■ The problem
Format the items as a JSON list of strings with one string per line, starting at the beginning of the items and stopping after the line that contains "189, 242, 215]". Leave out blank lines.

[Layout coordinate data]
══════════

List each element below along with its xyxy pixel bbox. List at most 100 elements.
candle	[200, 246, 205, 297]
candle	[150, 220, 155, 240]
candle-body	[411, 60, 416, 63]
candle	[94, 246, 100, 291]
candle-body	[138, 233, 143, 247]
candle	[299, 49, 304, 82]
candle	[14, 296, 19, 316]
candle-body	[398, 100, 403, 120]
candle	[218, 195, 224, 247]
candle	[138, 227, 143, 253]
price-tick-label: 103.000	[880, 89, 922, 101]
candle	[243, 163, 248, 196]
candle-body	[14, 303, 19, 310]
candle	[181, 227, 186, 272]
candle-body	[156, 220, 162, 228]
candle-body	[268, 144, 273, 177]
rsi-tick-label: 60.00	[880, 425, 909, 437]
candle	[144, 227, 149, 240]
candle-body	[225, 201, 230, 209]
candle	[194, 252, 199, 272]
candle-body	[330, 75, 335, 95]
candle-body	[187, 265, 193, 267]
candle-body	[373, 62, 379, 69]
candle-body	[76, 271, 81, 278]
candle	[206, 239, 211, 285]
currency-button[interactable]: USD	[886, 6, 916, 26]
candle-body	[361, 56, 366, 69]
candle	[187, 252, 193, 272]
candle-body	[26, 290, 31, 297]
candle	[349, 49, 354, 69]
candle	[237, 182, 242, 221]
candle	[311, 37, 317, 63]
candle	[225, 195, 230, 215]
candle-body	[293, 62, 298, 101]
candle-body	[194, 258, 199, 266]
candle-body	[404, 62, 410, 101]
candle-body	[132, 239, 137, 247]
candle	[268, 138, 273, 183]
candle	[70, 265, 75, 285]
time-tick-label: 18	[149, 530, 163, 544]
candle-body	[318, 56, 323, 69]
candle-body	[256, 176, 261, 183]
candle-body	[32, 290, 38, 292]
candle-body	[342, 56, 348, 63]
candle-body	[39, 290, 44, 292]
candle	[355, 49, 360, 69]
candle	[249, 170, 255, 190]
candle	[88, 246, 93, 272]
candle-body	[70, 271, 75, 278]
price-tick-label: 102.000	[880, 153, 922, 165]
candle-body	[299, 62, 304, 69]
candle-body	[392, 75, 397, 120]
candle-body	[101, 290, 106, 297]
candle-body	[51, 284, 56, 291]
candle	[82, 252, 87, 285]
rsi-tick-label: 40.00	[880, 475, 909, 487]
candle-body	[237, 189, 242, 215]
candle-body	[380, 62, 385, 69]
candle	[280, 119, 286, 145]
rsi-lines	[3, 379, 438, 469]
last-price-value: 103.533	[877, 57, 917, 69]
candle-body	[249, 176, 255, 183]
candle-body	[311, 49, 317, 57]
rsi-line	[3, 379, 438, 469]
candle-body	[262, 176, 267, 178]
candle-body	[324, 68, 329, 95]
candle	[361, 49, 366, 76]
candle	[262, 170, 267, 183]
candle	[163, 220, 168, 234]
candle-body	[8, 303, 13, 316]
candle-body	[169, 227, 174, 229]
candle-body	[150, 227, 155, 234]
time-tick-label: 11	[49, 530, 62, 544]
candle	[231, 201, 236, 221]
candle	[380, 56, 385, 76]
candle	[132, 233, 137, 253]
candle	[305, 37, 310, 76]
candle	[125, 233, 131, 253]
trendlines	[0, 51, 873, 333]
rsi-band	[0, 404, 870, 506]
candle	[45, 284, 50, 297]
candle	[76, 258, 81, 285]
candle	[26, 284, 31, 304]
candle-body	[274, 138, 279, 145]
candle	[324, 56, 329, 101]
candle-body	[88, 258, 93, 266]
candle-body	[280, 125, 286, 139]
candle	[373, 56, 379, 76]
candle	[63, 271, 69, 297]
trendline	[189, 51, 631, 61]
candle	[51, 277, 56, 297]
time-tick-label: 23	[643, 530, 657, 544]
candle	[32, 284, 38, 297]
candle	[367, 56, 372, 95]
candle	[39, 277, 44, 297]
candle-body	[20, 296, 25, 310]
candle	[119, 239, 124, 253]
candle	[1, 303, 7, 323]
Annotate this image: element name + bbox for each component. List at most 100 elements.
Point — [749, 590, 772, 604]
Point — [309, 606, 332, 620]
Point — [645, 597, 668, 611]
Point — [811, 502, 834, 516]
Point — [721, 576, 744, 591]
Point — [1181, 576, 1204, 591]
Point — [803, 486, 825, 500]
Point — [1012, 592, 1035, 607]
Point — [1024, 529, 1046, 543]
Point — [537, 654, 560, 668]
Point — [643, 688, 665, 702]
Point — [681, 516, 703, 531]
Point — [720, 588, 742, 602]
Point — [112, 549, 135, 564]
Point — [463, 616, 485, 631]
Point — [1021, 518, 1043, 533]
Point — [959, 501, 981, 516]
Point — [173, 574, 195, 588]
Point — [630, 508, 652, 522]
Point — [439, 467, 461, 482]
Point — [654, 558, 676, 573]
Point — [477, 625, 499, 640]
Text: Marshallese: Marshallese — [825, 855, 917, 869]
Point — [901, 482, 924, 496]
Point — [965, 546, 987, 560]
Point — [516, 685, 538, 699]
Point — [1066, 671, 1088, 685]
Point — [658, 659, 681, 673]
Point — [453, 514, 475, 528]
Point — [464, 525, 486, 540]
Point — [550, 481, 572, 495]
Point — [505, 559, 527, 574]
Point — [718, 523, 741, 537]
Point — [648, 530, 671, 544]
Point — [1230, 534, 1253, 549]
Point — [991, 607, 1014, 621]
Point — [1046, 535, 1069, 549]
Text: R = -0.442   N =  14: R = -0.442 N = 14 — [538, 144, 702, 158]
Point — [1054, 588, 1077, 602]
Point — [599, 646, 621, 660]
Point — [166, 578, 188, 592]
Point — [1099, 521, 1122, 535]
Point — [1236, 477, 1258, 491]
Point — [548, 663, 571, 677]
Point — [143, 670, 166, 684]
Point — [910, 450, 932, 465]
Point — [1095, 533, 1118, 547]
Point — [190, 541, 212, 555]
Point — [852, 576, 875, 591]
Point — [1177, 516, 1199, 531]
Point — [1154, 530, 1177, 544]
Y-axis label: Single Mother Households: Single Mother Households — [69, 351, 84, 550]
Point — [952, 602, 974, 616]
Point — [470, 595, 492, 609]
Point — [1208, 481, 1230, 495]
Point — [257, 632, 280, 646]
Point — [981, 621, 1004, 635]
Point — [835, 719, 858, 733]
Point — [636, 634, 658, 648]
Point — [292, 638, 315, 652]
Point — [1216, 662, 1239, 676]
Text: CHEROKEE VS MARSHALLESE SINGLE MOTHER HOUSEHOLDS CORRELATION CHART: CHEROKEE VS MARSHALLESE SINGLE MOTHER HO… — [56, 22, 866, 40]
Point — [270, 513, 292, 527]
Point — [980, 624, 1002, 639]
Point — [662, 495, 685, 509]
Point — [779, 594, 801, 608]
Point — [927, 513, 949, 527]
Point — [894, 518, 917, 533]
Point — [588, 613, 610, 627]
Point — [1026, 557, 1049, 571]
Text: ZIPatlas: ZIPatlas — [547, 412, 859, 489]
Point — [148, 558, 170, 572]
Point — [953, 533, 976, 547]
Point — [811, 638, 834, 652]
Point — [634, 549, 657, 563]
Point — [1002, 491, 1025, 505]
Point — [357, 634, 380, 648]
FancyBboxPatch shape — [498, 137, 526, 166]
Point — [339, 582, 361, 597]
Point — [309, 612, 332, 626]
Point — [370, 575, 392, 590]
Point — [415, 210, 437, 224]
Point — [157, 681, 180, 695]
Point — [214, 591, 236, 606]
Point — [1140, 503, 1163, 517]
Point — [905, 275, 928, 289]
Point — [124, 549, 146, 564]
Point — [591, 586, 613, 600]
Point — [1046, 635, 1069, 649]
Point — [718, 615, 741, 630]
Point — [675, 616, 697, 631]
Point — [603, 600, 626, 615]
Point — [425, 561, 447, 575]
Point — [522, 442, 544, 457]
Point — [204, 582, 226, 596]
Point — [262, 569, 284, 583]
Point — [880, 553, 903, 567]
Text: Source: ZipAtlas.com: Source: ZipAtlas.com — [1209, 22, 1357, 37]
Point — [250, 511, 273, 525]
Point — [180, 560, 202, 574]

══════════

■ Full response
[
  "List each element below along with its xyxy pixel bbox. List at most 100 elements.",
  "candle\t[200, 246, 205, 297]",
  "candle\t[150, 220, 155, 240]",
  "candle-body\t[411, 60, 416, 63]",
  "candle\t[94, 246, 100, 291]",
  "candle-body\t[138, 233, 143, 247]",
  "candle\t[299, 49, 304, 82]",
  "candle\t[14, 296, 19, 316]",
  "candle-body\t[398, 100, 403, 120]",
  "candle\t[218, 195, 224, 247]",
  "candle\t[138, 227, 143, 253]",
  "price-tick-label: 103.000\t[880, 89, 922, 101]",
  "candle\t[243, 163, 248, 196]",
  "candle-body\t[14, 303, 19, 310]",
  "candle\t[181, 227, 186, 272]",
  "candle-body\t[156, 220, 162, 228]",
  "candle-body\t[268, 144, 273, 177]",
  "rsi-tick-label: 60.00\t[880, 425, 909, 437]",
  "candle\t[144, 227, 149, 240]",
  "candle-body\t[225, 201, 230, 209]",
  "candle\t[194, 252, 199, 272]",
  "candle-body\t[330, 75, 335, 95]",
  "candle-body\t[187, 265, 193, 267]",
  "candle-body\t[373, 62, 379, 69]",
  "candle-body\t[76, 271, 81, 278]",
  "candle\t[206, 239, 211, 285]",
  "currency-button[interactable]: USD\t[886, 6, 916, 26]",
  "candle-body\t[361, 56, 366, 69]",
  "candle\t[187, 252, 193, 272]",
  "candle-body\t[26, 290, 31, 297]",
  "candle\t[349, 49, 354, 69]",
  "candle\t[237, 182, 242, 221]",
  "candle\t[311, 37, 317, 63]",
  "candle\t[225, 195, 230, 215]",
  "candle-body\t[293, 62, 298, 101]",
  "candle-body\t[194, 258, 199, 266]",
  "candle-body\t[404, 62, 410, 101]",
  "candle-body\t[132, 239, 137, 247]",
  "candle\t[268, 138, 273, 183]",
  "candle\t[70, 265, 75, 285]",
  "time-tick-label: 18\t[149, 530, 163, 544]",
  "candle-body\t[318, 56, 323, 69]",
  "candle-body\t[256, 176, 261, 183]",
  "candle-body\t[32, 290, 38, 292]",
  "candle-body\t[342, 56, 348, 63]",
  "candle-body\t[39, 290, 44, 292]",
  "candle\t[355, 49, 360, 69]",
  "candle\t[249, 170, 255, 190]",
  "candle\t[88, 246, 93, 272]",
  "candle-body\t[70, 271, 75, 278]",
  "price-tick-label: 102.000\t[880, 153, 922, 165]",
  "candle-body\t[299, 62, 304, 69]",
  "candle-body\t[392, 75, 397, 120]",
  "candle-body\t[101, 290, 106, 297]",
  "candle-body\t[51, 284, 56, 291]",
  "candle\t[82, 252, 87, 285]",
  "rsi-tick-label: 40.00\t[880, 475, 909, 487]",
  "candle-body\t[237, 189, 242, 215]"
]